## [EXERCISE BRIEF]
Your answer should be a single number: the count of lines that include the word "Copérnico".

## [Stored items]
• • • • •
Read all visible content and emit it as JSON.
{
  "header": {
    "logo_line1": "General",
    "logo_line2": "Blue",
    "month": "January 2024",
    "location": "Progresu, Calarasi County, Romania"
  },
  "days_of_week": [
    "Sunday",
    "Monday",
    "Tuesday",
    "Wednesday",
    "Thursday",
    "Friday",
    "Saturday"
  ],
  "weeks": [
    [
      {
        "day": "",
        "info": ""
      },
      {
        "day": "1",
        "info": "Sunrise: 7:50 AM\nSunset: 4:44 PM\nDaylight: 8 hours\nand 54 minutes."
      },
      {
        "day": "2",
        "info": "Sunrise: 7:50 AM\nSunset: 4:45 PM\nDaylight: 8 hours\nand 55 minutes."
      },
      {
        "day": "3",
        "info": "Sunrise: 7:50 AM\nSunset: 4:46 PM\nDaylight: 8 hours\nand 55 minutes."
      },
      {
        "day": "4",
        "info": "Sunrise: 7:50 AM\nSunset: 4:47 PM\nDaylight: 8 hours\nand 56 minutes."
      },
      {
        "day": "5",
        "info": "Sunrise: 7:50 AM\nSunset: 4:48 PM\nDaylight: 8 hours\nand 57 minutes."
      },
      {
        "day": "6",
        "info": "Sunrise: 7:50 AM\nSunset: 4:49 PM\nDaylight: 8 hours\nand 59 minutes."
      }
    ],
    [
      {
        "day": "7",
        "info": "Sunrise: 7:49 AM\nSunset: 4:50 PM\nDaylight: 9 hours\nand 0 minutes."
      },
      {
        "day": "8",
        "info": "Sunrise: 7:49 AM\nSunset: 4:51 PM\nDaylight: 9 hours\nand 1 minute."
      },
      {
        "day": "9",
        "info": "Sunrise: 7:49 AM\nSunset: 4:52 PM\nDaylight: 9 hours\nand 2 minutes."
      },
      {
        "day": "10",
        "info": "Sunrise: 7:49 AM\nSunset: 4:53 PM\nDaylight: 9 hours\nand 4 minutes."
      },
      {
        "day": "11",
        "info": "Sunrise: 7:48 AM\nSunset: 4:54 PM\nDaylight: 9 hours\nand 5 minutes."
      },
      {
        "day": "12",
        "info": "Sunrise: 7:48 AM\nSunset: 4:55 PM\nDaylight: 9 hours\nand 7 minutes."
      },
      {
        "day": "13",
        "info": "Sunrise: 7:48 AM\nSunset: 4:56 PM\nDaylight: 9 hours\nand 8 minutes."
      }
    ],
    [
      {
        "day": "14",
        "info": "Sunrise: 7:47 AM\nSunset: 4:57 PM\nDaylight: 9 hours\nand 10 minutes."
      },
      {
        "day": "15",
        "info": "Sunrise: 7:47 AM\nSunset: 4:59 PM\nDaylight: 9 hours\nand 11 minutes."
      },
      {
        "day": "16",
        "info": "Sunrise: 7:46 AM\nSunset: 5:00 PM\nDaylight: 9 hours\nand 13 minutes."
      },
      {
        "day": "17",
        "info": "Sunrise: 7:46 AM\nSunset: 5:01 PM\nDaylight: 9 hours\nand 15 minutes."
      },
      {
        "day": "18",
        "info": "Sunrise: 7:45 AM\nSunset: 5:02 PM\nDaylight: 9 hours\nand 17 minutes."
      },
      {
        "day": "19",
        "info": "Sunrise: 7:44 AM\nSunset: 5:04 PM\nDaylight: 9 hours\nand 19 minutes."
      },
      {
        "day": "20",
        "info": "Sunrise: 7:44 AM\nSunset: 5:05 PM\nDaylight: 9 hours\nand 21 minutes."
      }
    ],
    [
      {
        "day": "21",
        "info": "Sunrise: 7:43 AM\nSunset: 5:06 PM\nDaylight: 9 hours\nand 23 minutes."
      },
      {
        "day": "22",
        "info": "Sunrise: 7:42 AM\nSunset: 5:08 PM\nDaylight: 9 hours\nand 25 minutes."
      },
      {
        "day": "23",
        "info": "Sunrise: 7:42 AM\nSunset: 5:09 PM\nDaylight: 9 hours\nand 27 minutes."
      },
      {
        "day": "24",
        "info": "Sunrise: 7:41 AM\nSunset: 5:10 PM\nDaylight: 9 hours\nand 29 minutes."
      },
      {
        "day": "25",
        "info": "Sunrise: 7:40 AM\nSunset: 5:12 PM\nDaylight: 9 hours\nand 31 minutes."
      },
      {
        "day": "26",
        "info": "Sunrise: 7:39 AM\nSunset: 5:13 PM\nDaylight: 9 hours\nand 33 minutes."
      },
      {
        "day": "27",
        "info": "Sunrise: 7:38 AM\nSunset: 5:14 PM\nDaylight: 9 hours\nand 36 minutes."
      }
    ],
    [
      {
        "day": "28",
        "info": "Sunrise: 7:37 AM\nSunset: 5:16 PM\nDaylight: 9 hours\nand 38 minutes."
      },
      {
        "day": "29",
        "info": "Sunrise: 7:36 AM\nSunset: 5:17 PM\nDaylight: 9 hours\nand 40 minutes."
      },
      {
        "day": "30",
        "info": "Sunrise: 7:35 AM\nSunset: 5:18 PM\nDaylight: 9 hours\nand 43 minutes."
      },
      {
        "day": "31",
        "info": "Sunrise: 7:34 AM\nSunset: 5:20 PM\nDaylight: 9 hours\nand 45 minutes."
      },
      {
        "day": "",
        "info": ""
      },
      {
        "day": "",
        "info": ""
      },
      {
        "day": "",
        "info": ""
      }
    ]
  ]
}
• • • • •
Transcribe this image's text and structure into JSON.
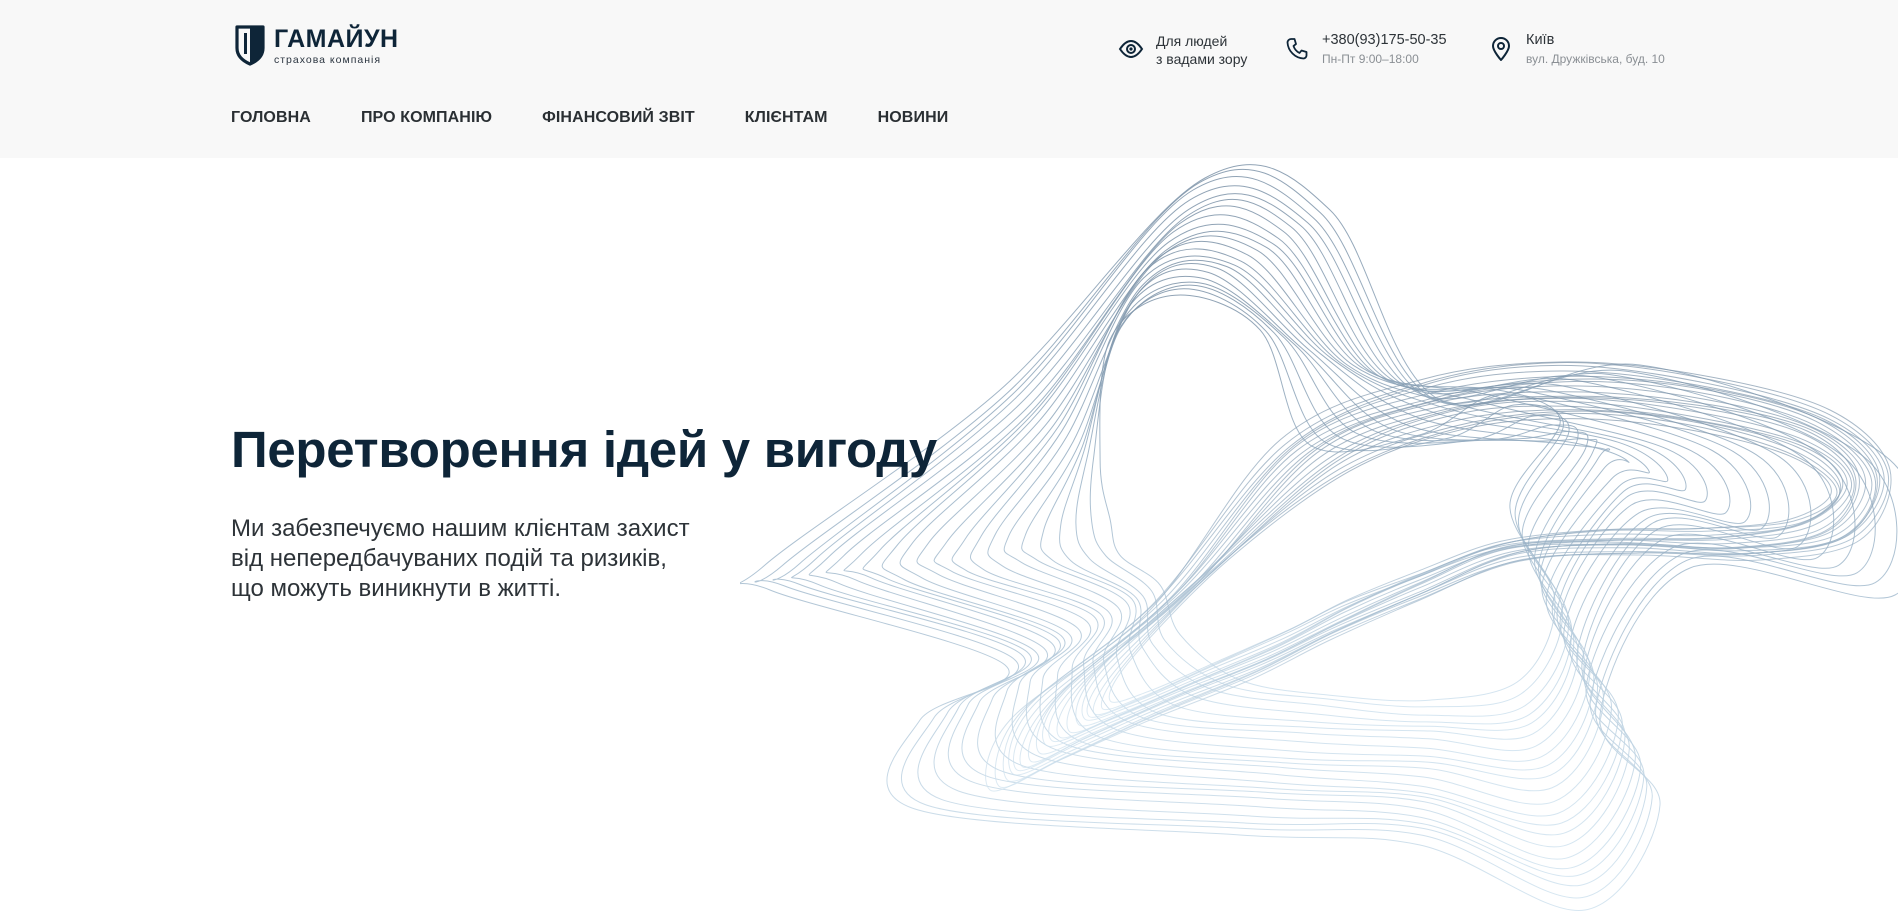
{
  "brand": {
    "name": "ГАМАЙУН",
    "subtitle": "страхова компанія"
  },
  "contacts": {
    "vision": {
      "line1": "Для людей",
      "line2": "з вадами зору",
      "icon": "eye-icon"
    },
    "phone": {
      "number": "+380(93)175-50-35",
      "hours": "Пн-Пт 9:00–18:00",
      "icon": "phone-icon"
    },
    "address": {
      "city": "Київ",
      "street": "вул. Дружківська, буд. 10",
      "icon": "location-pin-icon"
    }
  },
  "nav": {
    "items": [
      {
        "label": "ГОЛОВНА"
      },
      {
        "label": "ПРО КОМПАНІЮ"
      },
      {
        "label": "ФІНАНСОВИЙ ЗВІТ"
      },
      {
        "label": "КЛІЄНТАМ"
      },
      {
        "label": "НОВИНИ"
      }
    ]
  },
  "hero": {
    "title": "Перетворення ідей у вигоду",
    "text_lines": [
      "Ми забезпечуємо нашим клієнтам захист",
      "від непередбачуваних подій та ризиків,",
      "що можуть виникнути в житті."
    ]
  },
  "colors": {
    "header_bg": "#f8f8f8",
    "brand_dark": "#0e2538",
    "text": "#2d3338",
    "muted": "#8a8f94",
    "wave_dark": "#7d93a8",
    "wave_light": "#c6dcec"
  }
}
• • • • •
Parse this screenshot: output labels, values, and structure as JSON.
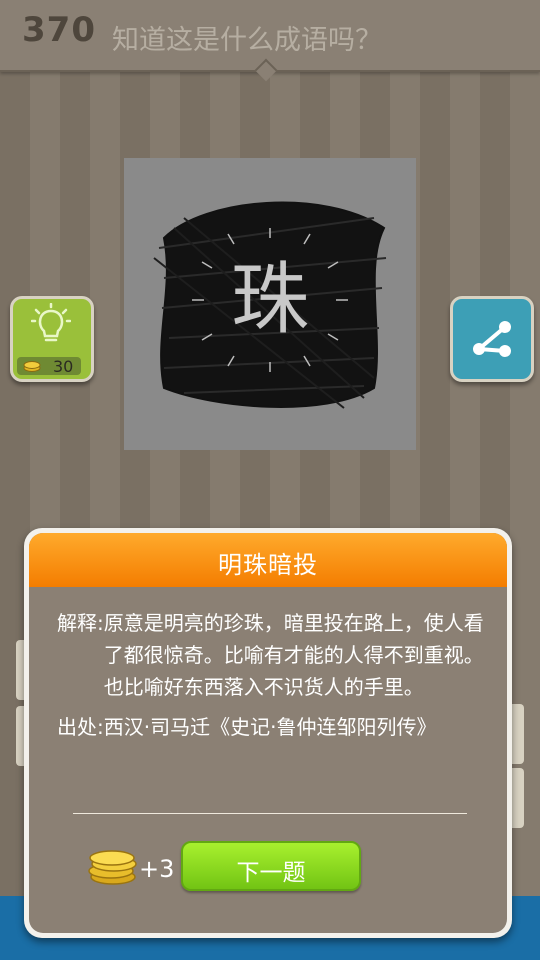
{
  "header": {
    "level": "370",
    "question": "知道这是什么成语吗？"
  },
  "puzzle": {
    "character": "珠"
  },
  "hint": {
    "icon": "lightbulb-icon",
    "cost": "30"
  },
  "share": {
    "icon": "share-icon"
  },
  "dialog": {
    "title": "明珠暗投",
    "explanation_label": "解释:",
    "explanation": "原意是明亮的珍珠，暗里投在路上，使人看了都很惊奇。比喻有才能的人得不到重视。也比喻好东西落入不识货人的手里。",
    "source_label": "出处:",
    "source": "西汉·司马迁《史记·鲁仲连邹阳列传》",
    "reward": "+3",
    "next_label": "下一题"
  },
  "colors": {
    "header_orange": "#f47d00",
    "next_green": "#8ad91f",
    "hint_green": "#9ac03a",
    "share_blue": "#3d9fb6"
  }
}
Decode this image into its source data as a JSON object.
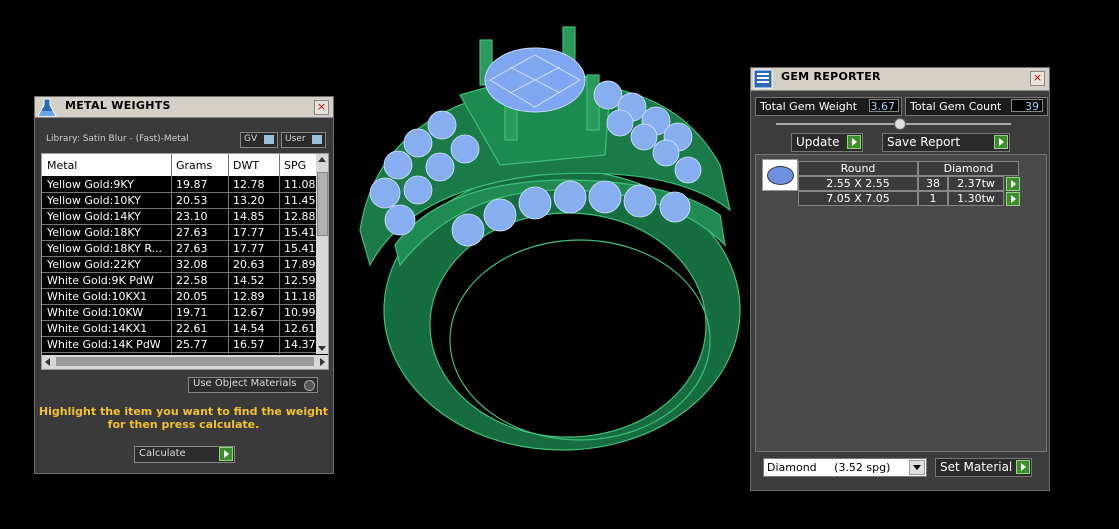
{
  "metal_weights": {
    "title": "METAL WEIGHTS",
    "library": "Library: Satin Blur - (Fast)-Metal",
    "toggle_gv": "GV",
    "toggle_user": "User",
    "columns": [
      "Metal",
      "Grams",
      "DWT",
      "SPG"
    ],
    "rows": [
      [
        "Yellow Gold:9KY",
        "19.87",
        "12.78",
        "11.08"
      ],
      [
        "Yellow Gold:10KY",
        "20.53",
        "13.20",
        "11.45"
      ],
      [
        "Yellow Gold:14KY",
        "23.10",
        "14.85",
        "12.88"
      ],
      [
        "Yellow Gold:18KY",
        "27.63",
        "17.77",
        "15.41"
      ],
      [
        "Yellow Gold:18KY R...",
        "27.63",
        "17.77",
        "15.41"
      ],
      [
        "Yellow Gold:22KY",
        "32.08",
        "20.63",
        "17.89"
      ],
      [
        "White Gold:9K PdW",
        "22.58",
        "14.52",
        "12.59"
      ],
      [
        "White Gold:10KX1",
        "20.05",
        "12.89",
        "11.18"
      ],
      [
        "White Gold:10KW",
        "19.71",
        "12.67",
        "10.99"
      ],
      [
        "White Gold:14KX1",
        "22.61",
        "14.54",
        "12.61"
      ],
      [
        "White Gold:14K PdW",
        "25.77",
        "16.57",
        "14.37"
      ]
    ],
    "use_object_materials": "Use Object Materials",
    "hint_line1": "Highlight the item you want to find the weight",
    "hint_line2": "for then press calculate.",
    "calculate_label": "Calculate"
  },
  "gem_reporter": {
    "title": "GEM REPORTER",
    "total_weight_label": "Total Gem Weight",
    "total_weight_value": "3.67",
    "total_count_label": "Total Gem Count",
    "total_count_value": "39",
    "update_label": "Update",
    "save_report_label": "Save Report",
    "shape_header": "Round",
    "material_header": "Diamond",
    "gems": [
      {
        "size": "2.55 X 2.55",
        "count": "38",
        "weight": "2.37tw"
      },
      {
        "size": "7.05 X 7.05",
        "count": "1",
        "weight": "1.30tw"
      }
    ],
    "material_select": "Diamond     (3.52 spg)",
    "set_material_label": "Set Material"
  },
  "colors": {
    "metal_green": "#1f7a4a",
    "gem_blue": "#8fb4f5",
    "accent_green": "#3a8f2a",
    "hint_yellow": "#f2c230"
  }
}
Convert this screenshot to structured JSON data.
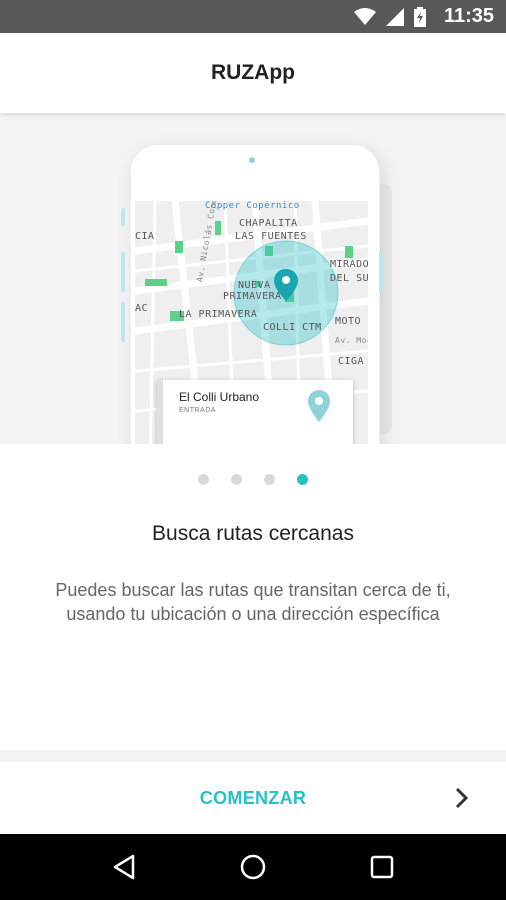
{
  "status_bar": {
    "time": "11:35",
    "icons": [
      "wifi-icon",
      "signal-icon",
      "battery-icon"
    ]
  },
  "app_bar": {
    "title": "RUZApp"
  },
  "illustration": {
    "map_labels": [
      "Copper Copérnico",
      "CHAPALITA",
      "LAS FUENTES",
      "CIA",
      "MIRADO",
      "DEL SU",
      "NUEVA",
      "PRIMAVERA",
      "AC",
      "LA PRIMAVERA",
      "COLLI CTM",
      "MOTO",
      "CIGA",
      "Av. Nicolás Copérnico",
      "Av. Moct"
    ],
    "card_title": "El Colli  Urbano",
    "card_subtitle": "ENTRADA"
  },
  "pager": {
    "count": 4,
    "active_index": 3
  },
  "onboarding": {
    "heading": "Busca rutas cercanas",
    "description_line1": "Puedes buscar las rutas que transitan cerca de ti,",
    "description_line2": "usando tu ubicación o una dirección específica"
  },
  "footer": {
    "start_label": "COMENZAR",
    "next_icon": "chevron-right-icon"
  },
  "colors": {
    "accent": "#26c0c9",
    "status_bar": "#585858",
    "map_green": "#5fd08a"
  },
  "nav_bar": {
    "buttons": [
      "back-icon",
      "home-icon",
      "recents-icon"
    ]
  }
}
• • • • •
## [EXERCISE RESPONSE]
2